What to produce >> What follows is a listing to be transcribed exactly.

-=-=-

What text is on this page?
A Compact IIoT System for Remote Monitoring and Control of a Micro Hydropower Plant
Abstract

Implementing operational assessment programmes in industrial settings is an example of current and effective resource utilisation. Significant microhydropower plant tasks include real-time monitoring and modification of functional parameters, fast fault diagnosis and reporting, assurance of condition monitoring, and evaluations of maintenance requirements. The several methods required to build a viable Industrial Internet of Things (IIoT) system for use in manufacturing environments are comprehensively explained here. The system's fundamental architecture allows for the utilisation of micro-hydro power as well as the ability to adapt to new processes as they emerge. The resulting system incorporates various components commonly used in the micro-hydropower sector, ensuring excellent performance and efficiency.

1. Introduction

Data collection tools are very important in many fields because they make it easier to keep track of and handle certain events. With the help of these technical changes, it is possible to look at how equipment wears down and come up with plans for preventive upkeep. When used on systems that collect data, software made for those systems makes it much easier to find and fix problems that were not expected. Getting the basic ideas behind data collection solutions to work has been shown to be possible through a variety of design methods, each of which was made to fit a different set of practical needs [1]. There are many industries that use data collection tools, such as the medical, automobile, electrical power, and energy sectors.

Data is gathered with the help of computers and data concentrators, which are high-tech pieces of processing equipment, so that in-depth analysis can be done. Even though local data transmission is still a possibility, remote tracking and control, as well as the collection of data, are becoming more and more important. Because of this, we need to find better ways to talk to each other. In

-=-=-

Solution to the exercise >>
What text is on this page?
A Compact IIoT System for Remote Monitoring and Control of a Micro Hydropower Plant
Abstract

Implementing operational assessment programmes in industrial settings is an example of current and effective resource utilisation. Significant microhydropower plant tasks include real-time monitoring and modification of functional parameters, fast fault diagnosis and reporting, assurance of condition monitoring, and evaluations of maintenance requirements. The several methods required to build a viable Industrial Internet of Things (IIoT) system for use in manufacturing environments are comprehensively explained here. The system's fundamental architecture allows for the utilisation of micro-hydro power as well as the ability to adapt to new processes as they emerge. The resulting system incorporates various components commonly used in the micro-hydropower sector, ensuring excellent performance and efficiency.

1. Introduction

Data collection tools are very important in many fields because they make it easier to keep track of and handle certain events. With the help of these technical changes, it is possible to look at how equipment wears down and come up with plans for preventive upkeep. When used on systems that collect data, software made for those systems makes it much easier to find and fix problems that were not expected. Getting the basic ideas behind data collection solutions to work has been shown to be possible through a variety of design methods, each of which was made to fit a different set of practical needs [1]. There are many industries that use data collection tools, such as the medical, automobile, electrical power, and energy sectors.

Data is gathered with the help of computers and data concentrators, which are high-tech pieces of processing equipment, so that in-depth analysis can be done. Even though local data transmission is still a possibility, remote tracking and control, as well as the collection of data, are becoming more and more important. Because of this, we need to find better ways to talk to each other. In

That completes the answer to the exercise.